---- Passage given
Benzene, which can be considered to be [6]annulene (n = 1), exhibits extraordinary chemical stability due to this property and is regarded as the prototypical example of an aromatic molecule. In fact, the term "aromaticity", before being redefined as a concept in chemical bonding, originated as a descriptor for "aromatic smell" of benzene and its many derivatives. The next annulenes predicted to be aromatic are [10]annulene (n = 2) and [14]annulene (n = 3). However, these [4n + 2]annulenes possess interior hydrogen atoms that bump into each other and prevent the molecule from achieving the required planar configuration in an effect known as transannular strain. Consequently, [14]annulene is only marginally aromatic (based on NMR properties), while [10]annulene is considered to be nonaromatic. Certain 10 and 14 π electron systems with structures modified to remove these clashing hydrogens like 1,6-methano[10]annulene, for example, were later discovered to possess aromatic stabilization and helped bolster the validity of the 4n + 2 rule. On the other hand [4n]annulenes do not show any evidence of special stabilization, and when they are geometrically forced to be planar, they actually show evidence of a special destabilization, known as antiaromaticity. Because antiaromaticity is defined to be a destabilizing property, there are very few (if any) unambiguous examples of antiaromatic systems, whereas a vast number of examples of aromatic compounds have been found, resulting in the concept of aromaticity becoming well-accepted and regarded as an important consideration in chemical structure theory.

Importantly, [18]annulene (n = 4) is the first annulene after benzene to possess significant stabilization because it is large enough to comfortably accommodate six hydrogen atoms in its interior. The discovery of aromaticity stabilization for [18]annulene secured the compound an important place in the history of chemical bonding theory by confirming earlier theoretical predictions and is considered to be a triumph for the use of molecular orbital theory in organic chemistry, since simple versions of valence bond theory do not readily explain the 4n + 2 rule.
--------
---- Records shown
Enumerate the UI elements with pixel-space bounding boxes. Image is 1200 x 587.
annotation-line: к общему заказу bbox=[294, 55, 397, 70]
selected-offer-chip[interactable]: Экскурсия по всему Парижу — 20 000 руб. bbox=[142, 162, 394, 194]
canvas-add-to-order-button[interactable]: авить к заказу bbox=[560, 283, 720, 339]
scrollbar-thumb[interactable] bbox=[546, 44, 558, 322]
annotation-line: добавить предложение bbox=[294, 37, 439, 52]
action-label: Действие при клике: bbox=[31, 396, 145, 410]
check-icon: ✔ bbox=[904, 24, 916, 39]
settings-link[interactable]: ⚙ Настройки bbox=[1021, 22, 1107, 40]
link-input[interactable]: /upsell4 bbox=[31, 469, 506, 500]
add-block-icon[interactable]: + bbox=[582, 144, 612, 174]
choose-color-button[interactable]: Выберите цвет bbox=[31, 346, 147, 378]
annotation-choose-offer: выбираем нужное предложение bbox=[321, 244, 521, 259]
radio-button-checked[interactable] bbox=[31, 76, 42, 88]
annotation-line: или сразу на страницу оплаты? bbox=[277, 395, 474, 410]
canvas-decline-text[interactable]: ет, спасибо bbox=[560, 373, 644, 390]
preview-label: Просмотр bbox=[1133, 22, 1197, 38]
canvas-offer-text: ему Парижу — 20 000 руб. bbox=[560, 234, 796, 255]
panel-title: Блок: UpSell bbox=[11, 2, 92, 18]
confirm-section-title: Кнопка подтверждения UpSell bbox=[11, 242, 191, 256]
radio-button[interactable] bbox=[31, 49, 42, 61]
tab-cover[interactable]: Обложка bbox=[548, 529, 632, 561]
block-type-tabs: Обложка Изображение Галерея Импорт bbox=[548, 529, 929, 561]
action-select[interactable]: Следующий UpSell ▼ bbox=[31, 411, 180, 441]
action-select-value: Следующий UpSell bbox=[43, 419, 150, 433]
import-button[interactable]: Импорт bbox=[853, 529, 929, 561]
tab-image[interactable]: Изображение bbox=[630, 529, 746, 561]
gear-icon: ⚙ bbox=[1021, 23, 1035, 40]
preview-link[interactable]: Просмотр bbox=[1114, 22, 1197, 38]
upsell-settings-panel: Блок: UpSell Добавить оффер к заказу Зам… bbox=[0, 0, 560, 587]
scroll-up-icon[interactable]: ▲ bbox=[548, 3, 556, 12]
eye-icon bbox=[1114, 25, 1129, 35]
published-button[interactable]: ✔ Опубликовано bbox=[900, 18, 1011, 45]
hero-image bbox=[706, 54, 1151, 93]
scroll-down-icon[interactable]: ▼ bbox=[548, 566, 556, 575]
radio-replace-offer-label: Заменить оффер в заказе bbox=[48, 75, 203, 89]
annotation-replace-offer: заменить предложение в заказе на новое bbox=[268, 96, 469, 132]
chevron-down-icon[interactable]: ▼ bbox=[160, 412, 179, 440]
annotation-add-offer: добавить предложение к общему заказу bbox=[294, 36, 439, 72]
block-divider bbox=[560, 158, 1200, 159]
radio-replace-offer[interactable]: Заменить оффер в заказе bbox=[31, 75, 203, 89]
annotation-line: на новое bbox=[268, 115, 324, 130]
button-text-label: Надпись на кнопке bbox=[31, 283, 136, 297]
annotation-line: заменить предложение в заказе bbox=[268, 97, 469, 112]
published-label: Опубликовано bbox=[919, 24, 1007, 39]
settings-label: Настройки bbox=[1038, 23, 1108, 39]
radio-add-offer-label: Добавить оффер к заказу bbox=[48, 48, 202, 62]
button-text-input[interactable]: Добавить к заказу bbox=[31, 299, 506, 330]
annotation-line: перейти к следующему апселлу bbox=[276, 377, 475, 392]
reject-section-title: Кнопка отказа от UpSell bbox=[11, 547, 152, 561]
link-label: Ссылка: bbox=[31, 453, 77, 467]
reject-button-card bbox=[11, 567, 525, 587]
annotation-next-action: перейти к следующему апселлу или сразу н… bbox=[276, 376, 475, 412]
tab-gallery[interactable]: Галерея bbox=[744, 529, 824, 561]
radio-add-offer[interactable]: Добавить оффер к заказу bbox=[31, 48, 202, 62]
--------
§ Problem:
Please answer these questions using the annulene passage:
(a) Which annulene is considered nonaromatic?
(b) What is the effect called when interior hydrogen atoms bump into each other and keep the molecule from being planar?
(c) How many hydrogen atoms can [18]annulene comfortably fit in its interior?
The rows come from a separate source, unrelated to the annulene passage.

§ Reply to the task:
(a) [10]annulene
(b) Transannular strain
(c) Six